Saved entries:
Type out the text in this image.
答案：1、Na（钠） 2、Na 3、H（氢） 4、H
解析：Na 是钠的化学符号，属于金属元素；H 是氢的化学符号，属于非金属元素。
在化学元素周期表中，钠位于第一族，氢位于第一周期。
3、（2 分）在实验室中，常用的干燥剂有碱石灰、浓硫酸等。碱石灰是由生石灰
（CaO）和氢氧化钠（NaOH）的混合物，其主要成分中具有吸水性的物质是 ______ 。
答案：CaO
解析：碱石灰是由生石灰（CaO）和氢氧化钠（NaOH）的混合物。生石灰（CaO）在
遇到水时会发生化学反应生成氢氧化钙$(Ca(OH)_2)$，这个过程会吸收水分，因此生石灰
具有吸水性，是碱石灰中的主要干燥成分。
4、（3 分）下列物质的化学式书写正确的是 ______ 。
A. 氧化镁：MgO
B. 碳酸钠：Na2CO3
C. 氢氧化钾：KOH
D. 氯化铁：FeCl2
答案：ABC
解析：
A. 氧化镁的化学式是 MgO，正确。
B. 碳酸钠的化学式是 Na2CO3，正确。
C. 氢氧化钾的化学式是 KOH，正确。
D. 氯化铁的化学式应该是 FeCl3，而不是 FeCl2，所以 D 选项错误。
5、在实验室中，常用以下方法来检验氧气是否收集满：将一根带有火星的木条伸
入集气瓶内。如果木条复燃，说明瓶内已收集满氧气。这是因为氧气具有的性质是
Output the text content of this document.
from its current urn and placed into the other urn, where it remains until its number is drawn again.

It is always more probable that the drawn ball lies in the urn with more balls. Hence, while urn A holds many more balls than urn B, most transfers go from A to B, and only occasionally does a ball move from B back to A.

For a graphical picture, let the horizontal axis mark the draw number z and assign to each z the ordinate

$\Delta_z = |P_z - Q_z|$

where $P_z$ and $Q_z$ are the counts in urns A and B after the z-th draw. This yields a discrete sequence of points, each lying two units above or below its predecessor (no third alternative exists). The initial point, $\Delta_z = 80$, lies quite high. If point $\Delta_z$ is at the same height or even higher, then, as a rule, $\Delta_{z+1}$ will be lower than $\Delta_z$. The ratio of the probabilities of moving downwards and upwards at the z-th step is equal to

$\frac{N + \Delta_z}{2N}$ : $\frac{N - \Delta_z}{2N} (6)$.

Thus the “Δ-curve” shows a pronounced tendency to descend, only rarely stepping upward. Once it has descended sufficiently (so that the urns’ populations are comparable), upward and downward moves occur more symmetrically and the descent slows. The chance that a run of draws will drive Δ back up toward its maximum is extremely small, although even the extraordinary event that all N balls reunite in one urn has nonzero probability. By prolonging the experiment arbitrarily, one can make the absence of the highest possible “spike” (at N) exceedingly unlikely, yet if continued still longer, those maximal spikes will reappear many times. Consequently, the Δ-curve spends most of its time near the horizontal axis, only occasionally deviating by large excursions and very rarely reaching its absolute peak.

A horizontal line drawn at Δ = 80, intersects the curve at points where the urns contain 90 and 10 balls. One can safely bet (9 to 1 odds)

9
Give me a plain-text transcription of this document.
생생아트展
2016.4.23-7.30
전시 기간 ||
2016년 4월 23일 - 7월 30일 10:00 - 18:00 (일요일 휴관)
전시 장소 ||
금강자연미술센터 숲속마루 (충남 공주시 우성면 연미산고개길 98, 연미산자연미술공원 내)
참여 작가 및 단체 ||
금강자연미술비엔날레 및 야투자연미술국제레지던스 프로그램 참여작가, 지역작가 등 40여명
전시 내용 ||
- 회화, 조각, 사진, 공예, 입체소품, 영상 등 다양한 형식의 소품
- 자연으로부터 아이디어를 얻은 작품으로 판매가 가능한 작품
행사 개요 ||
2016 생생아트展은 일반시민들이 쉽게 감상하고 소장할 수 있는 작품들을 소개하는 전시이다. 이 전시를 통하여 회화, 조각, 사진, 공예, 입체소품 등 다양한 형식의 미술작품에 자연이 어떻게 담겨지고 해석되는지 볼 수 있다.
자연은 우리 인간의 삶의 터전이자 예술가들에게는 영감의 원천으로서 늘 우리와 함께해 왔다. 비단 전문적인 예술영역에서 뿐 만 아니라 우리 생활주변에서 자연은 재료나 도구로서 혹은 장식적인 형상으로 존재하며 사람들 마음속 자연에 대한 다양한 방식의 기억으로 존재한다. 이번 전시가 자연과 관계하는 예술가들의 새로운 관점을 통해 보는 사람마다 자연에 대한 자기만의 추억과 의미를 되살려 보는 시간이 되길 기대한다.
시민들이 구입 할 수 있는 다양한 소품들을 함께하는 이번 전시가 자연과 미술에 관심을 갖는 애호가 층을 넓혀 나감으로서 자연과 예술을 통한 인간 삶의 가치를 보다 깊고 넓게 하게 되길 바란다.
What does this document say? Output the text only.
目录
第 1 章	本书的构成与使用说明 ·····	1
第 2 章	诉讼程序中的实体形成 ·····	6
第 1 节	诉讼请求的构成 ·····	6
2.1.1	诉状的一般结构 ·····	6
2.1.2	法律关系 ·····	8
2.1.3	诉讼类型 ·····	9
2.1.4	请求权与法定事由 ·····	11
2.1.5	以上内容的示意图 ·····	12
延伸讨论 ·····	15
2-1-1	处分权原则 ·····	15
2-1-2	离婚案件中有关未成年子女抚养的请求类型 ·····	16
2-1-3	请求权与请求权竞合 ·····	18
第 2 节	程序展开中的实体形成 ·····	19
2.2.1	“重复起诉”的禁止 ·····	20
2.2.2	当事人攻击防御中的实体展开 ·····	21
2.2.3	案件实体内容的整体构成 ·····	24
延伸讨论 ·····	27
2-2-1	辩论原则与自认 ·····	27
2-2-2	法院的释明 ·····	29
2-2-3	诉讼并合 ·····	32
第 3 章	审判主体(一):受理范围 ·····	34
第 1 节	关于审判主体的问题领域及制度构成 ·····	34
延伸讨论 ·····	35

Exercise details:
Select every line in the records above that contains the word "drawn".

Exercise result:
from its current urn and placed into the other urn, where it remains until its number is drawn again.
It is always more probable that the drawn ball lies in the urn with more balls. Hence, while urn A holds many more balls than urn B, most transfers go from A to B, and only occasionally does a ball move from B back to A.
A horizontal line drawn at Δ = 80, intersects the curve at points where the urns contain 90 and 10 balls. One can safely bet (9 to 1 odds)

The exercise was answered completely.